> [Assigned task 1]
Reproduce the earmarking debate word for word between "Earmarking: Larsen v." and "was $726.1 billion.", inclusive.
> [Assigned task 2]
Summarize the earmarking debate in two sentences.

*** Extract provided Section Begins ***

Tuesday, April 25, 2006

Earmarking: Larsen v. Souder

Earmarking in the budget has led to many pork-barrel projects throughout the country. Should Congress end this practice? Why or why not.

"Larsen: There are two sets of books our politicians like to keep, the general and unified budgets. The unified budget includes every government expense while the general budget excludes Social Security and Medicare. Politicians like to use the unified budget because they can show a lower deficit number. In 2004 they passed a unified budget resulting in a $553.6 billion deficit. Excluding Social Security's dedicated cash surplus, the general budget deficit was $726.1 billion.

There was Katrina and now we have the Rx Medicare drug program. The deficit this year is going to be over $800 billion. Interest on the debt is over $450 billion or 40 cents of every dollar we pay in federal income taxes. The problem is, they could eliminate the unified budget deficit and still have a very large general budget deficit. We need to eliminate earmarks, require each bill to cover one area and one area only, and we need to prevent politicians from inserting language in the bill at the last minute without anyone's knowledge. The reason is simple: Congress cannot say no to anything. They cannot budget and they keep buying votes with our money. The simple answer is we cannot afford earmarks."

"Souder: Without specific set-asides in congressional funding bills for local projects (such as C.R. 17), I believe that those of us in north-central and northeast Indiana would see our taxpayer dollars sent by bureaucrats in Washington to other states, or within Indiana, to Indianapolis and Lake County. Congressional earmarks allow us to return our tax dollars back home through our elected representatives and I support the practice. I will support restrictions on the number of earmarks and more fairness in their distribution.

*** Extract provided Section Ends ***
*** Source material Section Begins ***

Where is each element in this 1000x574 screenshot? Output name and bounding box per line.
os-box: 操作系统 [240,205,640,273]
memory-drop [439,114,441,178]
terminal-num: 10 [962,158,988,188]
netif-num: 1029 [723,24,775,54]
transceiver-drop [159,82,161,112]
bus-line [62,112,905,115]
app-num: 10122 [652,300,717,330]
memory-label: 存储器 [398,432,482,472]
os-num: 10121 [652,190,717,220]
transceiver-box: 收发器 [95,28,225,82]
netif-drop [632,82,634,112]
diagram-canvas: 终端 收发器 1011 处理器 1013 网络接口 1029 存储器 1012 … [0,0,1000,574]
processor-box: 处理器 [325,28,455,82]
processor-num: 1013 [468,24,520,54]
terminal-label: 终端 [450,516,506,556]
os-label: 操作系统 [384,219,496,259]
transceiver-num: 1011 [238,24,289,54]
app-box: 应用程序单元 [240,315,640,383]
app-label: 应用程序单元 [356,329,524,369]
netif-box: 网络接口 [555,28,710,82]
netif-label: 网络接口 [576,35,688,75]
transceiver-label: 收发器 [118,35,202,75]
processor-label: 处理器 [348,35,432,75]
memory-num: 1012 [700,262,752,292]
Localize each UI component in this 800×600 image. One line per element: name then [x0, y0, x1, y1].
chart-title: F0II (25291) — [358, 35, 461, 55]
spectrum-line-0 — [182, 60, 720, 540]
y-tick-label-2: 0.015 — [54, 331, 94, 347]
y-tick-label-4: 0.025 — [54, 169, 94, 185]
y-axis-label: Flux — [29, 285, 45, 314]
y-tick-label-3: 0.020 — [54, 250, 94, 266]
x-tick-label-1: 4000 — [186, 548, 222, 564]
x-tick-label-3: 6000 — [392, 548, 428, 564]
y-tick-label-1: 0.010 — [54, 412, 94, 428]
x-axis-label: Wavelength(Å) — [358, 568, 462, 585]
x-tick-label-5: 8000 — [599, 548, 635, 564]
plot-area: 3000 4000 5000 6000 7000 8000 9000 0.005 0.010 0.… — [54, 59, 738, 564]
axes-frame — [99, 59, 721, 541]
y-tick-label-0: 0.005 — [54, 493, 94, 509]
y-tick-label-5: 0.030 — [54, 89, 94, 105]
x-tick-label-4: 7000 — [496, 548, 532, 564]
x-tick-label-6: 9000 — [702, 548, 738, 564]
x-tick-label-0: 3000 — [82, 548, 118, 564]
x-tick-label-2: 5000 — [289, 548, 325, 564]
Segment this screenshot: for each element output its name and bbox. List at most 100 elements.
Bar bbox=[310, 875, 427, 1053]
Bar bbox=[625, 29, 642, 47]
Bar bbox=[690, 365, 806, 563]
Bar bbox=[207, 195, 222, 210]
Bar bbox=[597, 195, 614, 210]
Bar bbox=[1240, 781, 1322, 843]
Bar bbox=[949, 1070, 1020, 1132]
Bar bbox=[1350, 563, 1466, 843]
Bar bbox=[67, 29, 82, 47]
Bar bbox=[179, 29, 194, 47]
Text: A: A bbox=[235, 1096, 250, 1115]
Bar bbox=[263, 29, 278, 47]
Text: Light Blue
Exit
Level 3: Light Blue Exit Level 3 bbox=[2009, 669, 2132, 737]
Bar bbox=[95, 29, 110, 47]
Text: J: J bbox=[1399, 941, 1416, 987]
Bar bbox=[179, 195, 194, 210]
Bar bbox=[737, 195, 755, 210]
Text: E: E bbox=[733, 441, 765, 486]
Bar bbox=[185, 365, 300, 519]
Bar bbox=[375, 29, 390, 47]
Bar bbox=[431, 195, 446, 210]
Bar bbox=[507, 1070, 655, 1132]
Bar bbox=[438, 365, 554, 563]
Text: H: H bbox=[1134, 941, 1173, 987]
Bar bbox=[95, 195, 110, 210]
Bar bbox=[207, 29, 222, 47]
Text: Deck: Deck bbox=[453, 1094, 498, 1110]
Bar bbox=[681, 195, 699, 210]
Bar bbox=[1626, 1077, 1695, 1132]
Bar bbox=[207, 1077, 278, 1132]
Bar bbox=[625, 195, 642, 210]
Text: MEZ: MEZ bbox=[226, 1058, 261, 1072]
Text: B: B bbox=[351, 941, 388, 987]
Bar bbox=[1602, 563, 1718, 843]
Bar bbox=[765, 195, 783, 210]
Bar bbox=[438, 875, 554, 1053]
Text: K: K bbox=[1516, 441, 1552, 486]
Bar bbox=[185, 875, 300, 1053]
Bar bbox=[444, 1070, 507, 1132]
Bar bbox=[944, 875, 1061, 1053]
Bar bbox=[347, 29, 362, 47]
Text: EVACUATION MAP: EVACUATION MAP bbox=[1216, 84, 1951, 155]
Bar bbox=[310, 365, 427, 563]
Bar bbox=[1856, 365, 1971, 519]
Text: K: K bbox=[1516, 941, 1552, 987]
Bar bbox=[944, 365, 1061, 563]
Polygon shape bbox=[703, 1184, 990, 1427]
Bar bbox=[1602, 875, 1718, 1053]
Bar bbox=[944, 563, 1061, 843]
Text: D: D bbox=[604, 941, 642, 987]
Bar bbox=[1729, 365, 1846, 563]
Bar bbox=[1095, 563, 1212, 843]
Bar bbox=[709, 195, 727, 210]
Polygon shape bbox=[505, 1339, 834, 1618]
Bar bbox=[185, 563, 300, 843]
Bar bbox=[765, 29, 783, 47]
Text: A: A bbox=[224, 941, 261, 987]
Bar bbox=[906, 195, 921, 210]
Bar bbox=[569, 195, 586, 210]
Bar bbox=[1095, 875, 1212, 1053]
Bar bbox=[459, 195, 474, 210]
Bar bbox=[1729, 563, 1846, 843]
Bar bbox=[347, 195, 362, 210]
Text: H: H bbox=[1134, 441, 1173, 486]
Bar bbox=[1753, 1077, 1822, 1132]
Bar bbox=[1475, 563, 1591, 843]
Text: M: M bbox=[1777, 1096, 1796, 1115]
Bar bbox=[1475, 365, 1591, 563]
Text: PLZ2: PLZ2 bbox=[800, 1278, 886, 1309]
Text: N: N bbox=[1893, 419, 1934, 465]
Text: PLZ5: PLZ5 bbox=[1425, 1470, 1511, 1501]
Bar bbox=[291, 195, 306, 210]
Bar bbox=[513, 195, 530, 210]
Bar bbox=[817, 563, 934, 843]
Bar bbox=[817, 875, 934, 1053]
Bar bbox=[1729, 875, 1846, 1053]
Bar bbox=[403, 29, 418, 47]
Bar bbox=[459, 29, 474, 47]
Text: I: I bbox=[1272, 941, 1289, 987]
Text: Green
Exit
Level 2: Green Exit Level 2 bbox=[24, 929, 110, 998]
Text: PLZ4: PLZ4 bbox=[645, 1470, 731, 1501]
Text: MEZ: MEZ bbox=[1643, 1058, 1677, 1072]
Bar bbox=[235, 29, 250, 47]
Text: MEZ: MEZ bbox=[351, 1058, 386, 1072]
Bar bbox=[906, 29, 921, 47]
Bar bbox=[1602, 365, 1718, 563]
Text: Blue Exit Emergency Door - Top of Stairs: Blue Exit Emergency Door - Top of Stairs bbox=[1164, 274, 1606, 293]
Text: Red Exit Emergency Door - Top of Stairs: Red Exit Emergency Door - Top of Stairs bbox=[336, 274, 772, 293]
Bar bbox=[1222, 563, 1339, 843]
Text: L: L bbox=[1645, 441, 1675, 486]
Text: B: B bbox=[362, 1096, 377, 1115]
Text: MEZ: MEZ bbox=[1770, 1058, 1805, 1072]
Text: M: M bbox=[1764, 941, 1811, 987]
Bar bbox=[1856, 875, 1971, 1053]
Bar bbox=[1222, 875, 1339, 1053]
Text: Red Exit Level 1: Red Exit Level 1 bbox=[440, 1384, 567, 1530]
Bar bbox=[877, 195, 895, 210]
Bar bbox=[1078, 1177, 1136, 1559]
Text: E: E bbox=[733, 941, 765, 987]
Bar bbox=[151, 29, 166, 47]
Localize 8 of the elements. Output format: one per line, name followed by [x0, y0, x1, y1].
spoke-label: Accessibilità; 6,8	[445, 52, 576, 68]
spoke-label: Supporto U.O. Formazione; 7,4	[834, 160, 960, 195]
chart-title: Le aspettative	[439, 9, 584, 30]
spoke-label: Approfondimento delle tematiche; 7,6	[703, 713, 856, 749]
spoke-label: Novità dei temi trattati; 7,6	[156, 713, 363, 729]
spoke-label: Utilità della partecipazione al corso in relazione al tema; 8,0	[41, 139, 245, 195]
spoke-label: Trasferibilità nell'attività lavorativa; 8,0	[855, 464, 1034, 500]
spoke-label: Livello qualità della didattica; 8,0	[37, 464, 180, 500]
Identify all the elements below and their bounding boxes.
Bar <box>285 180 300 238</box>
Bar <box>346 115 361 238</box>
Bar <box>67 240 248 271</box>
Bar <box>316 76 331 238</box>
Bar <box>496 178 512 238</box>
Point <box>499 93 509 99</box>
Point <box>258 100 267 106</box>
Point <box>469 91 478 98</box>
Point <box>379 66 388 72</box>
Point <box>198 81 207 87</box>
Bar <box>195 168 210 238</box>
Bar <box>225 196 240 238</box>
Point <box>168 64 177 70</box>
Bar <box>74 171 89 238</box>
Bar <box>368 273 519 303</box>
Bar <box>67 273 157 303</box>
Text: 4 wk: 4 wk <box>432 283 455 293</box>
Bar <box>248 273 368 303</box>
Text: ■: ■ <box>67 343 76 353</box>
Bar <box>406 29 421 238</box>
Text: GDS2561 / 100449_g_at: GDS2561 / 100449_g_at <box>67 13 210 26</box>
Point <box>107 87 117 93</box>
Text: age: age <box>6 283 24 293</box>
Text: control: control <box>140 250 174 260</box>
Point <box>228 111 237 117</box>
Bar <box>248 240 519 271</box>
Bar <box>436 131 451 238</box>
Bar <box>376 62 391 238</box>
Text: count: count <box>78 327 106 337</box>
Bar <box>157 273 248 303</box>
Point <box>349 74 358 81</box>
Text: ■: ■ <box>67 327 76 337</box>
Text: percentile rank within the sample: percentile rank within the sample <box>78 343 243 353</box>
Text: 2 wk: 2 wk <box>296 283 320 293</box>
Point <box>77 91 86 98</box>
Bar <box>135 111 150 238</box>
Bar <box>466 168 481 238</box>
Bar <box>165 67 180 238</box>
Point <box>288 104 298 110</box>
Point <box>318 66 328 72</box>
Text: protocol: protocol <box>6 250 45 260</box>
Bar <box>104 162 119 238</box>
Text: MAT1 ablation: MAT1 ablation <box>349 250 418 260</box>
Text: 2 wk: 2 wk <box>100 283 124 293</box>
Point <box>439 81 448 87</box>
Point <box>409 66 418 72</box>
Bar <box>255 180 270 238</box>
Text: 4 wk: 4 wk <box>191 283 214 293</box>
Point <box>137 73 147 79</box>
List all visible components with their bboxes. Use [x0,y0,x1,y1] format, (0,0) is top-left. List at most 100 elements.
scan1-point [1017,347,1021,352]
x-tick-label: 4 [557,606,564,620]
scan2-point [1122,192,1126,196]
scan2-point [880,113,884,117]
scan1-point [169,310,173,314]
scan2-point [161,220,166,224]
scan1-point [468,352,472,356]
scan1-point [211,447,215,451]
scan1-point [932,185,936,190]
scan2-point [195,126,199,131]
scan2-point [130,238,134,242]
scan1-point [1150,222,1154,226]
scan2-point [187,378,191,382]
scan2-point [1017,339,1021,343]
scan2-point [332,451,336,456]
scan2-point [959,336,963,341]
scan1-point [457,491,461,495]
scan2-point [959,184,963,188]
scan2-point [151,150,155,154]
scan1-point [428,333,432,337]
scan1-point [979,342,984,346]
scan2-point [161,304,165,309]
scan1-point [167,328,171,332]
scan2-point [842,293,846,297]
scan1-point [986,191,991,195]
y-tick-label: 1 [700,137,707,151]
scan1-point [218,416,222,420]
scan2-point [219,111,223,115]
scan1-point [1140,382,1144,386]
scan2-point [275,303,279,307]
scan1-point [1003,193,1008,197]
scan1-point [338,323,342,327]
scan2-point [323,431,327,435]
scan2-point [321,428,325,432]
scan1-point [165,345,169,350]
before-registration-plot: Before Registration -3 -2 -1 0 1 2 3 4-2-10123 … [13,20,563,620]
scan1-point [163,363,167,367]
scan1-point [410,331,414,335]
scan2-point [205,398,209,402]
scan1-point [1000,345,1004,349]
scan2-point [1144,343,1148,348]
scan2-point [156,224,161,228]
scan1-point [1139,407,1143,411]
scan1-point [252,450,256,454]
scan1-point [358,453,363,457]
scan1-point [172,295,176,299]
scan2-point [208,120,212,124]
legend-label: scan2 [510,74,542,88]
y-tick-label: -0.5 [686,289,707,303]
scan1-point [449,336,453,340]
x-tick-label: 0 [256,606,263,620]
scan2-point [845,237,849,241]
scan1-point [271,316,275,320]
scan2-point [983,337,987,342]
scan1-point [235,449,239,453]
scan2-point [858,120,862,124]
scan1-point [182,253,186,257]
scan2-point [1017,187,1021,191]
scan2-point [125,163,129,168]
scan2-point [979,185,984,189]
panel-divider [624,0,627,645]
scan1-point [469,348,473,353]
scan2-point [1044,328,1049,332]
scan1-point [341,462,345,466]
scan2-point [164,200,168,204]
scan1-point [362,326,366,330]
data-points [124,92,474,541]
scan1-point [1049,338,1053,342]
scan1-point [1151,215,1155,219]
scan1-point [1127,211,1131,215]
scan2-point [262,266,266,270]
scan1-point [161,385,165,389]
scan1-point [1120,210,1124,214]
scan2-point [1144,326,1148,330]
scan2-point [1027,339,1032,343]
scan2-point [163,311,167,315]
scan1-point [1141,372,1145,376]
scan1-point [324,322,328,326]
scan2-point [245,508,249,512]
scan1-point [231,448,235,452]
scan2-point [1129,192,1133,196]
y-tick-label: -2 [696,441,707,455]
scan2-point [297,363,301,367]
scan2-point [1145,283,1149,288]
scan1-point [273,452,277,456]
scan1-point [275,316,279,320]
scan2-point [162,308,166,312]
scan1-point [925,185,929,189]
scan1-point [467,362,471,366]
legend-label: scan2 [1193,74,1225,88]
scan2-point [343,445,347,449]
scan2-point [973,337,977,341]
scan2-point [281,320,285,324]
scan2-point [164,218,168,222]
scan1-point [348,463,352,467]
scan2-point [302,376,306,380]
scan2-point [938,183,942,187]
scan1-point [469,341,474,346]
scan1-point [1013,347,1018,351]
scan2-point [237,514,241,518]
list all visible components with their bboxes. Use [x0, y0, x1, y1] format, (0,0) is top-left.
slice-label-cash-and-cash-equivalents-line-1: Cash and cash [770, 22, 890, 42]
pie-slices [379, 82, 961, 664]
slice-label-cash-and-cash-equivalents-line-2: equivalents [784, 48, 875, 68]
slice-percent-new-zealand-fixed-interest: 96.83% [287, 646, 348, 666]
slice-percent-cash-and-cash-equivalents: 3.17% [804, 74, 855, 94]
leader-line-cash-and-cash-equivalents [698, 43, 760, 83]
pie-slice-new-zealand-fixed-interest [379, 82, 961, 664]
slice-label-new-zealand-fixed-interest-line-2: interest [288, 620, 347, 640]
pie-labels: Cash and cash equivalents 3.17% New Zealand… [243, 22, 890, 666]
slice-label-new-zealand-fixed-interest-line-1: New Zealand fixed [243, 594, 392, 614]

*** Source material Section Ends ***

> [Worked solution 1]
Earmarking: Larsen v. Souder

Earmarking in the budget has led to many pork-barrel projects throughout the country. Should Congress end this practice? Why or why not.

"Larsen: There are two sets of books our politicians like to keep, the general and unified budgets. The unified budget includes every government expense while the general budget excludes Social Security and Medicare. Politicians like to use the unified budget because they can show a lower deficit number. In 2004 they passed a unified budget resulting in a $553.6 billion deficit. Excluding Social Security's dedicated cash surplus, the general budget deficit was $726.1 billion.

> [Worked solution 2]
Larsen argues that Congress should eliminate earmarks because of large federal deficits, saying Congress cannot say no to anything and keeps buying votes with taxpayers' money. Souder supports earmarks as a way to return tax dollars to north-central and northeast Indiana rather than have Washington bureaucrats send them elsewhere, though he would back limits on their number and fairer distribution.